DOCUMENT EXTRACT:
= = = = =

While we slept, things went absolutely nuts. Commercial airliners were falling out of the sky, filled with passengers, directly into what would be considered high-priority targets. Most of the government buildings in Washington D.C. were being evacuated, complete with videos of people making their way out of The White House. This is not something you want to see when you think your country might be on the verge of war: the seat of the Executive Branch of government being emptied.

There was also a small problem at the FAA (Federal Aviation Administration), which amounted to them reporting that they had been out of contact with several planes. Meaning that they had no real way of knowing how many planes had actually been hijacked or where they might be going. Major cities all over the United States went about evacuating what they deemed high-priority targets. The (formerly-named) Sears Tower in Chicago, Illinois. The Los Angeles and San Francisco International Airports. Disneyland and Disneyworld in Anaheim and Orlando respectively. The Mexican border was closed. Then there was the unprecedented ground stop of all airline traffic going in, out, and through United States airspace. The US was pretty much closed for business.

= = = = =

Rows from a layout dataset
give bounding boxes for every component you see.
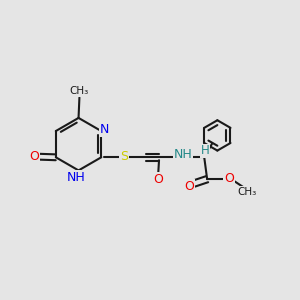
Text: NH: NH bbox=[66, 171, 85, 184]
Text: O: O bbox=[185, 180, 195, 193]
Text: NH: NH bbox=[174, 148, 192, 161]
Text: CH₃: CH₃ bbox=[237, 187, 256, 197]
Text: N: N bbox=[100, 123, 110, 136]
Text: H: H bbox=[201, 144, 209, 158]
Text: O: O bbox=[224, 172, 234, 185]
Text: O: O bbox=[153, 173, 163, 186]
Text: O: O bbox=[30, 150, 40, 163]
Text: CH₃: CH₃ bbox=[70, 86, 89, 96]
Text: S: S bbox=[120, 150, 128, 163]
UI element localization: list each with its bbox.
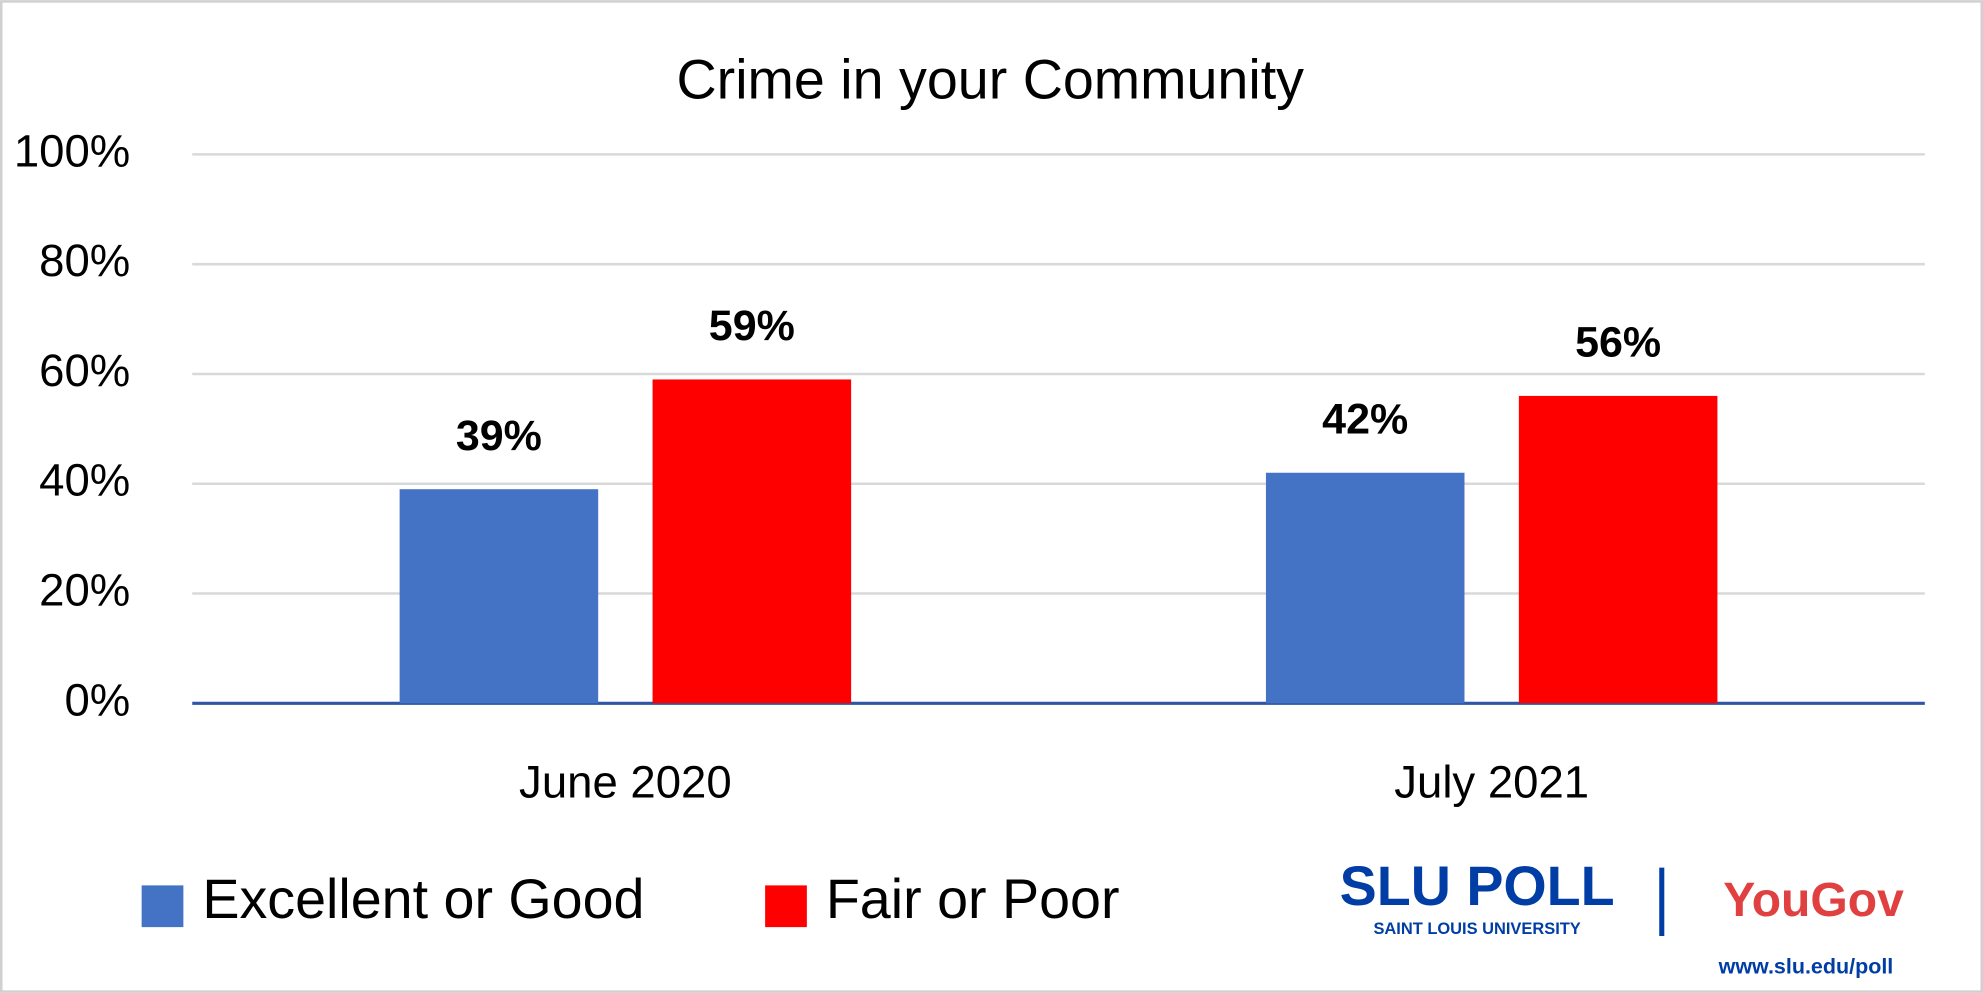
value-label: 42% (1322, 396, 1408, 444)
x-tick-label: July 2021 (1394, 757, 1589, 808)
legend-swatch (141, 885, 184, 928)
value-label: 39% (456, 412, 542, 460)
y-tick-label: 0% (64, 674, 130, 725)
logo-url: www.slu.edu/poll (1718, 954, 1894, 978)
chart-title: Crime in your Community (677, 48, 1305, 110)
bar (1265, 472, 1465, 704)
logo: SLU POLL SAINT LOUIS UNIVERSITY YouGov w… (1340, 855, 1905, 978)
value-label: 59% (709, 302, 795, 350)
legend-swatch (765, 885, 807, 928)
y-tick-label: 40% (39, 455, 130, 506)
y-tick-label: 60% (39, 345, 130, 396)
bar (399, 489, 599, 704)
x-tick-label: June 2020 (519, 757, 732, 808)
logo-partner: YouGov (1723, 874, 1904, 927)
y-tick-label: 20% (39, 565, 130, 616)
value-label: 56% (1575, 319, 1661, 367)
bar (652, 379, 852, 704)
y-tick-label: 80% (39, 235, 130, 286)
logo-name: SLU POLL (1340, 855, 1615, 917)
legend-label: Fair or Poor (826, 868, 1120, 930)
logo-university: SAINT LOUIS UNIVERSITY (1373, 920, 1580, 938)
legend-label: Excellent or Good (202, 868, 644, 930)
y-tick-label: 100% (14, 125, 130, 176)
bar (1518, 395, 1718, 704)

= = = = =

TO BE DONE:
1) Answer these questions from the hijacking passage.
(a) What does the abbreviation FAA stand for?
(b) Which two airports are named as evacuated?
(c) Which border was closed?
2) Copy out the lines of the entries from the start of the entries through the line holding "UI element localization: list", inclusive, leaving out the pictures.

EXPECTED RESULTS:
1)
(a) Federal Aviation Administration
(b) The Los Angeles and San Francisco International Airports
(c) The Mexican border

2)
give bounding boxes for every component you see.
Text: NH: NH bbox=[66, 171, 85, 184]
Text: O: O bbox=[185, 180, 195, 193]
Text: NH: NH bbox=[174, 148, 192, 161]
Text: CH₃: CH₃ bbox=[237, 187, 256, 197]
Text: N: N bbox=[100, 123, 110, 136]
Text: H: H bbox=[201, 144, 209, 158]
Text: O: O bbox=[224, 172, 234, 185]
Text: O: O bbox=[153, 173, 163, 186]
Text: O: O bbox=[30, 150, 40, 163]
Text: CH₃: CH₃ bbox=[70, 86, 89, 96]
Text: S: S bbox=[120, 150, 128, 163]
UI element localization: list each with its bbox.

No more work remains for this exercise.